--- start of INPUT FOR THIS TASK ---

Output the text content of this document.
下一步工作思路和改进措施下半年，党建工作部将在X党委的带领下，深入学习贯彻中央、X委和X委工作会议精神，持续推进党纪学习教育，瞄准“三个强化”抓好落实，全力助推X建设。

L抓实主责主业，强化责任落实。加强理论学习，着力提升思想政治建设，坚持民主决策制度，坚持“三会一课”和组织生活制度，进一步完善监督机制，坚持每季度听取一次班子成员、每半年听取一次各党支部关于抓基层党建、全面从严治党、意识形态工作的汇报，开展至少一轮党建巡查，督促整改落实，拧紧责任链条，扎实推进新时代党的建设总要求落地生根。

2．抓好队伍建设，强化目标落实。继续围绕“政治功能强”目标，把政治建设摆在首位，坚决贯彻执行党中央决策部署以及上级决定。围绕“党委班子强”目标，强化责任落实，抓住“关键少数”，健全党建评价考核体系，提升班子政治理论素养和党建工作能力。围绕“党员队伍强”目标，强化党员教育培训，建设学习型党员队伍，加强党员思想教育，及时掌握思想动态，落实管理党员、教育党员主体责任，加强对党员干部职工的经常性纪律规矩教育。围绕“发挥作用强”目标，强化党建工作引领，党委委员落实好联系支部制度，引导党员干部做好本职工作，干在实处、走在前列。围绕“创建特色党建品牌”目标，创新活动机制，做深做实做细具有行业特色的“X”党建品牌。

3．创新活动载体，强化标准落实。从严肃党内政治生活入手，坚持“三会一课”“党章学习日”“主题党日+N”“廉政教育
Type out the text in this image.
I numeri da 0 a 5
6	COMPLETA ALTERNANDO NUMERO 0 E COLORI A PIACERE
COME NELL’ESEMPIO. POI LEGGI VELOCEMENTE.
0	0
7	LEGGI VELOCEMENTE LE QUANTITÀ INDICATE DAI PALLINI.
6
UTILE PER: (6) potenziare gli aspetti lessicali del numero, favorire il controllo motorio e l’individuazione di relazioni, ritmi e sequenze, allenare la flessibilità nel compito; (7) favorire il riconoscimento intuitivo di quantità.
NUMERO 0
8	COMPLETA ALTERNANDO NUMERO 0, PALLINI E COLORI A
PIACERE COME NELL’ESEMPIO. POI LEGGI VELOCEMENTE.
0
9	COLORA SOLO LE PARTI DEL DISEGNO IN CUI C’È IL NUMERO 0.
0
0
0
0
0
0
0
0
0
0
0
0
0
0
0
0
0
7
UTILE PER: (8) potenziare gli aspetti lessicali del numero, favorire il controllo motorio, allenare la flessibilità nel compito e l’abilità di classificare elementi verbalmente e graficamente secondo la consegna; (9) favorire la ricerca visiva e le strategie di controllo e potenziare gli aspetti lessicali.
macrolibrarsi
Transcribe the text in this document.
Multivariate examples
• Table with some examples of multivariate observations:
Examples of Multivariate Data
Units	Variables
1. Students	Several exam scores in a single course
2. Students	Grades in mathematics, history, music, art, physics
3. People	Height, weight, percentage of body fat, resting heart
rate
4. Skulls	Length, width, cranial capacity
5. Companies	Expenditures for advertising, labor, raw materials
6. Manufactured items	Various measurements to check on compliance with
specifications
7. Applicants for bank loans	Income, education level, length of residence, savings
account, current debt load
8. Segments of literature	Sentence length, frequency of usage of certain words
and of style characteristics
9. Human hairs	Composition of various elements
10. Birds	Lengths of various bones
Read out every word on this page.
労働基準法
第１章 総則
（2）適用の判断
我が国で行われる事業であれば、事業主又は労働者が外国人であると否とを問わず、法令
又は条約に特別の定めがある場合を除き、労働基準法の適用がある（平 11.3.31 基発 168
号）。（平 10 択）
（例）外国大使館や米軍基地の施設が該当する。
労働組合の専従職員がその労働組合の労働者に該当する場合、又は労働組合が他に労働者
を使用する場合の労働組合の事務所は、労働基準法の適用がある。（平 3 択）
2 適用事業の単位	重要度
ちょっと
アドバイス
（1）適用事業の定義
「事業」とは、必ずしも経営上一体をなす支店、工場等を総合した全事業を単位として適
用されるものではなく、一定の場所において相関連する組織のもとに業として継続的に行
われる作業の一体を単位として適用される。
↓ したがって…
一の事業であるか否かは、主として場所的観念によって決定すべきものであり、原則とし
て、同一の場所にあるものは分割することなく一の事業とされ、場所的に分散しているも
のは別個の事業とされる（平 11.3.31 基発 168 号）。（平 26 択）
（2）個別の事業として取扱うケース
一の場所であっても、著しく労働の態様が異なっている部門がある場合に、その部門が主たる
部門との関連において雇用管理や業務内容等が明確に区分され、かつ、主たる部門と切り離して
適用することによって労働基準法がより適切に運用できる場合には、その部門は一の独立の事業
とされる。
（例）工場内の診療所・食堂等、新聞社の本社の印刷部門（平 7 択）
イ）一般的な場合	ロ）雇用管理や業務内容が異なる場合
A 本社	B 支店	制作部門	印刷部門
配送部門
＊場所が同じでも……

--- end of INPUT FOR THIS TASK ---

• REQUIRED TASK:
Gather each line of the records holding the string "PALLINI".

• REPLY:
7	LEGGI VELOCEMENTE LE QUANTITÀ INDICATE DAI PALLINI.
8	COMPLETA ALTERNANDO NUMERO 0, PALLINI E COLORI A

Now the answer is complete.